# The request:
Write the data below out exactly as it stands. Do not include the pictures.

# Data rows:
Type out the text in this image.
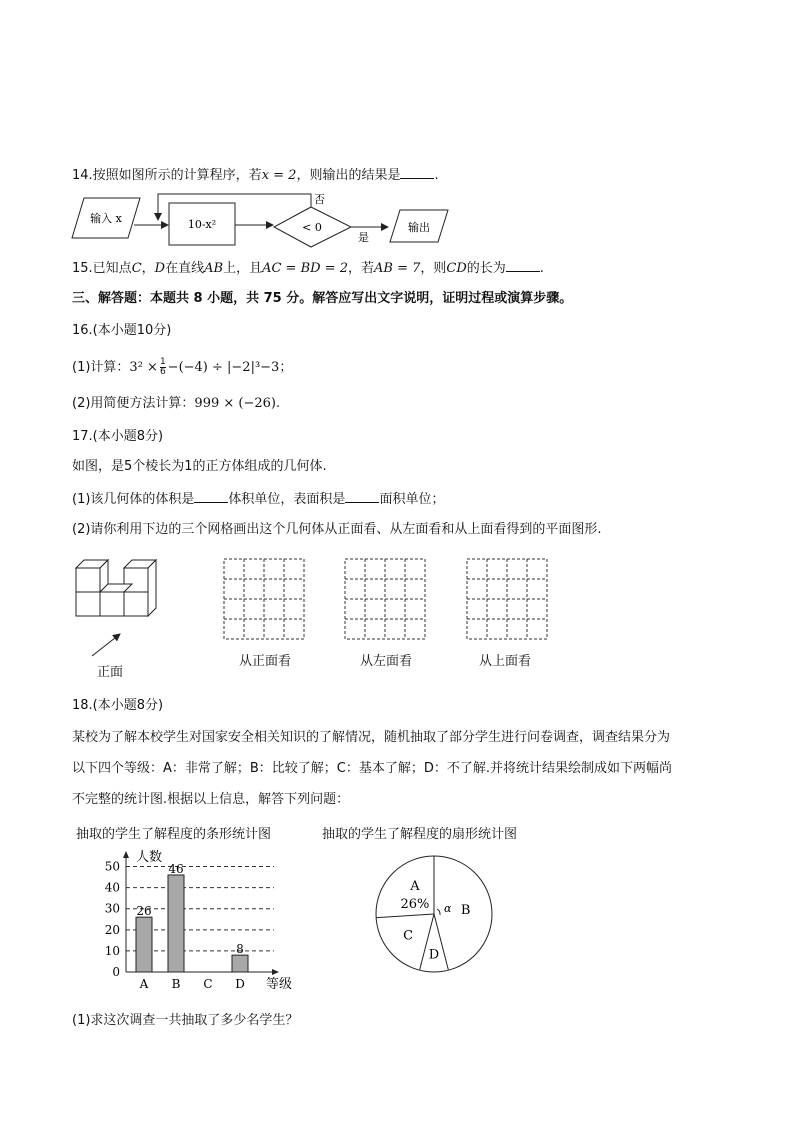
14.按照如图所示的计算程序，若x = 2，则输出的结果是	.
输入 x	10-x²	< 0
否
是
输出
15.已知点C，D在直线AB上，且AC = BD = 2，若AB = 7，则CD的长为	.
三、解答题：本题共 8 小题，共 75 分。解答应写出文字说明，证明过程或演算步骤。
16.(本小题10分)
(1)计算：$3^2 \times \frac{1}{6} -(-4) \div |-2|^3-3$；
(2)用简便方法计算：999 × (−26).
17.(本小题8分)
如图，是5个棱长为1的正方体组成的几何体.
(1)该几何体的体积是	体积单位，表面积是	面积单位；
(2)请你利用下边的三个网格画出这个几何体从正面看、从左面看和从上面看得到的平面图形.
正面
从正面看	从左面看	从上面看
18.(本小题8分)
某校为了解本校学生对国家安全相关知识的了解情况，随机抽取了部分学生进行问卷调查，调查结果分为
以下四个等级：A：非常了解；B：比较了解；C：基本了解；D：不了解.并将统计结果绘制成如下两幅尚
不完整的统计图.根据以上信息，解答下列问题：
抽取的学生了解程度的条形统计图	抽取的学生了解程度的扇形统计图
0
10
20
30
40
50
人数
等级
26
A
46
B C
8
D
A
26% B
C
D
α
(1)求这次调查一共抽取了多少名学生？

# Solution to this exercise:
Type out the text in this image.
14.按照如图所示的计算程序，若x = 2，则输出的结果是	.
输入 x	10-x²	< 0
否
是
输出
15.已知点C，D在直线AB上，且AC = BD = 2，若AB = 7，则CD的长为	.
三、解答题：本题共 8 小题，共 75 分。解答应写出文字说明，证明过程或演算步骤。
16.(本小题10分)
(1)计算：$3^2 \times \frac{1}{6} -(-4) \div |-2|^3-3$；
(2)用简便方法计算：999 × (−26).
17.(本小题8分)
如图，是5个棱长为1的正方体组成的几何体.
(1)该几何体的体积是	体积单位，表面积是	面积单位；
(2)请你利用下边的三个网格画出这个几何体从正面看、从左面看和从上面看得到的平面图形.
正面
从正面看	从左面看	从上面看
18.(本小题8分)
某校为了解本校学生对国家安全相关知识的了解情况，随机抽取了部分学生进行问卷调查，调查结果分为
以下四个等级：A：非常了解；B：比较了解；C：基本了解；D：不了解.并将统计结果绘制成如下两幅尚
不完整的统计图.根据以上信息，解答下列问题：
抽取的学生了解程度的条形统计图	抽取的学生了解程度的扇形统计图
0
10
20
30
40
50
人数
等级
26
A
46
B C
8
D
A
26% B
C
D
α
(1)求这次调查一共抽取了多少名学生？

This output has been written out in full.